*WHAT TO WORK ON*
Write out the entries verbatim and leave the images out of the copy.

:: DATA ::

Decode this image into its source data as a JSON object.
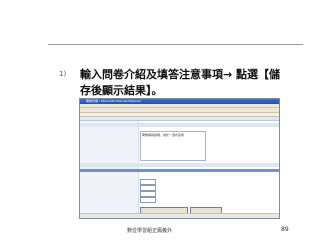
{
  "slide": {
    "bullet_number": "1)",
    "instruction": "輸入問卷介紹及填答注意事項→ 點選【儲存後顯示結果】。",
    "footer": "數位學習組正鳳義外",
    "page_number": "89"
  },
  "screenshot": {
    "window_title": "問卷管理 - Microsoft Internet Explorer",
    "textarea_text": "問卷填寫說明，請於一週內完成"
  },
  "colors": {
    "accent_blue": "#2a5aa8",
    "titlebar_blue": "#1f4fb8",
    "section_blue": "#6f90c8"
  }
}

:::

*RESPONSE TO THE EXERCISE*
Decode this image into its source data as a JSON object.
{
  "slide": {
    "bullet_number": "1)",
    "instruction": "輸入問卷介紹及填答注意事項→ 點選【儲存後顯示結果】。",
    "footer": "數位學習組正鳳義外",
    "page_number": "89"
  },
  "screenshot": {
    "window_title": "問卷管理 - Microsoft Internet Explorer",
    "textarea_text": "問卷填寫說明，請於一週內完成"
  },
  "colors": {
    "accent_blue": "#2a5aa8",
    "titlebar_blue": "#1f4fb8",
    "section_blue": "#6f90c8"
  }
}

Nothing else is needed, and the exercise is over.